§ PROBLEM
Print the records again, character for character.

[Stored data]
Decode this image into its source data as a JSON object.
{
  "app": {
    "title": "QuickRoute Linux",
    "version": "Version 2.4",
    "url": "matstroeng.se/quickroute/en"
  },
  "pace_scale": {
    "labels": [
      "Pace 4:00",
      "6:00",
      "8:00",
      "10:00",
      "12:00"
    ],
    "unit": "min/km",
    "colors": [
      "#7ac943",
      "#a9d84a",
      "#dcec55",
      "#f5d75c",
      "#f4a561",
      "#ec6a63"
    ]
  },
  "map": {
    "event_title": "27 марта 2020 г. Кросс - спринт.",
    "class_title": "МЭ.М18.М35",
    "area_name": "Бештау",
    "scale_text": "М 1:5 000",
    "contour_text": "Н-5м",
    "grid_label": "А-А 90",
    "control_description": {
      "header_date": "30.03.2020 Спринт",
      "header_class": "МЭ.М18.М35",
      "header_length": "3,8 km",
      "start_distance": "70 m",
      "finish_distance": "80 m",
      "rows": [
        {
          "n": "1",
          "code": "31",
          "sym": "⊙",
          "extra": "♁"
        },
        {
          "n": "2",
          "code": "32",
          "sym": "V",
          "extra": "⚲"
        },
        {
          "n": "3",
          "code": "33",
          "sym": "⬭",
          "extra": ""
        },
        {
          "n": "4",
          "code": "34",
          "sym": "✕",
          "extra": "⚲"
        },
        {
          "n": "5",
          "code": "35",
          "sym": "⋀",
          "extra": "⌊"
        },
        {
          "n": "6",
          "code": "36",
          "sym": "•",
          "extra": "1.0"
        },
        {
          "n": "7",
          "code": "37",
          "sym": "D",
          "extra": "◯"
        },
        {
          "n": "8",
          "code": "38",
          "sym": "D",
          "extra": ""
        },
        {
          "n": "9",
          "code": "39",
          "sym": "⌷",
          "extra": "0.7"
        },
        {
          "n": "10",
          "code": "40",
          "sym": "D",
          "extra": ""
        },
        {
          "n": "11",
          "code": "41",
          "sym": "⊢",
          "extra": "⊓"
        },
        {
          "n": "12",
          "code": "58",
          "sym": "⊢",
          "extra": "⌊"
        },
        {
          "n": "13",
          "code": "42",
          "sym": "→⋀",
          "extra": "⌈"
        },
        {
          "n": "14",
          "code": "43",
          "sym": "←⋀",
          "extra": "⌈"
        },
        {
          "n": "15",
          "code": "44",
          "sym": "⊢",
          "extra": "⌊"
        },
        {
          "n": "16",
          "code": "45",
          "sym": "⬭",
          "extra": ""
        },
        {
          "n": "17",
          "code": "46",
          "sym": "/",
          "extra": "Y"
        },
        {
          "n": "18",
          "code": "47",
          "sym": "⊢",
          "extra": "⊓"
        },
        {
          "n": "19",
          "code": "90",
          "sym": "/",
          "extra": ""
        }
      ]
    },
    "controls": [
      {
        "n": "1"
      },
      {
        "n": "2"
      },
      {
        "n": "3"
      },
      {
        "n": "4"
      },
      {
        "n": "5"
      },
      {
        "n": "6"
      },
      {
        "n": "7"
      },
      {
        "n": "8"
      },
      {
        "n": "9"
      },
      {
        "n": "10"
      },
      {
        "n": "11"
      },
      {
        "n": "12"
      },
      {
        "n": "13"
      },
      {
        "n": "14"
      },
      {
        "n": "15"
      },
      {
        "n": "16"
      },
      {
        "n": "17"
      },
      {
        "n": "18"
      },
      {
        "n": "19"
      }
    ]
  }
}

§ EXERCISE OUTPUT
Decode this image into its source data as a JSON object.
{
  "app": {
    "title": "QuickRoute Linux",
    "version": "Version 2.4",
    "url": "matstroeng.se/quickroute/en"
  },
  "pace_scale": {
    "labels": [
      "Pace 4:00",
      "6:00",
      "8:00",
      "10:00",
      "12:00"
    ],
    "unit": "min/km",
    "colors": [
      "#7ac943",
      "#a9d84a",
      "#dcec55",
      "#f5d75c",
      "#f4a561",
      "#ec6a63"
    ]
  },
  "map": {
    "event_title": "27 марта 2020 г. Кросс - спринт.",
    "class_title": "МЭ.М18.М35",
    "area_name": "Бештау",
    "scale_text": "М 1:5 000",
    "contour_text": "Н-5м",
    "grid_label": "А-А 90",
    "control_description": {
      "header_date": "30.03.2020 Спринт",
      "header_class": "МЭ.М18.М35",
      "header_length": "3,8 km",
      "start_distance": "70 m",
      "finish_distance": "80 m",
      "rows": [
        {
          "n": "1",
          "code": "31",
          "sym": "⊙",
          "extra": "♁"
        },
        {
          "n": "2",
          "code": "32",
          "sym": "V",
          "extra": "⚲"
        },
        {
          "n": "3",
          "code": "33",
          "sym": "⬭",
          "extra": ""
        },
        {
          "n": "4",
          "code": "34",
          "sym": "✕",
          "extra": "⚲"
        },
        {
          "n": "5",
          "code": "35",
          "sym": "⋀",
          "extra": "⌊"
        },
        {
          "n": "6",
          "code": "36",
          "sym": "•",
          "extra": "1.0"
        },
        {
          "n": "7",
          "code": "37",
          "sym": "D",
          "extra": "◯"
        },
        {
          "n": "8",
          "code": "38",
          "sym": "D",
          "extra": ""
        },
        {
          "n": "9",
          "code": "39",
          "sym": "⌷",
          "extra": "0.7"
        },
        {
          "n": "10",
          "code": "40",
          "sym": "D",
          "extra": ""
        },
        {
          "n": "11",
          "code": "41",
          "sym": "⊢",
          "extra": "⊓"
        },
        {
          "n": "12",
          "code": "58",
          "sym": "⊢",
          "extra": "⌊"
        },
        {
          "n": "13",
          "code": "42",
          "sym": "→⋀",
          "extra": "⌈"
        },
        {
          "n": "14",
          "code": "43",
          "sym": "←⋀",
          "extra": "⌈"
        },
        {
          "n": "15",
          "code": "44",
          "sym": "⊢",
          "extra": "⌊"
        },
        {
          "n": "16",
          "code": "45",
          "sym": "⬭",
          "extra": ""
        },
        {
          "n": "17",
          "code": "46",
          "sym": "/",
          "extra": "Y"
        },
        {
          "n": "18",
          "code": "47",
          "sym": "⊢",
          "extra": "⊓"
        },
        {
          "n": "19",
          "code": "90",
          "sym": "/",
          "extra": ""
        }
      ]
    },
    "controls": [
      {
        "n": "1"
      },
      {
        "n": "2"
      },
      {
        "n": "3"
      },
      {
        "n": "4"
      },
      {
        "n": "5"
      },
      {
        "n": "6"
      },
      {
        "n": "7"
      },
      {
        "n": "8"
      },
      {
        "n": "9"
      },
      {
        "n": "10"
      },
      {
        "n": "11"
      },
      {
        "n": "12"
      },
      {
        "n": "13"
      },
      {
        "n": "14"
      },
      {
        "n": "15"
      },
      {
        "n": "16"
      },
      {
        "n": "17"
      },
      {
        "n": "18"
      },
      {
        "n": "19"
      }
    ]
  }
}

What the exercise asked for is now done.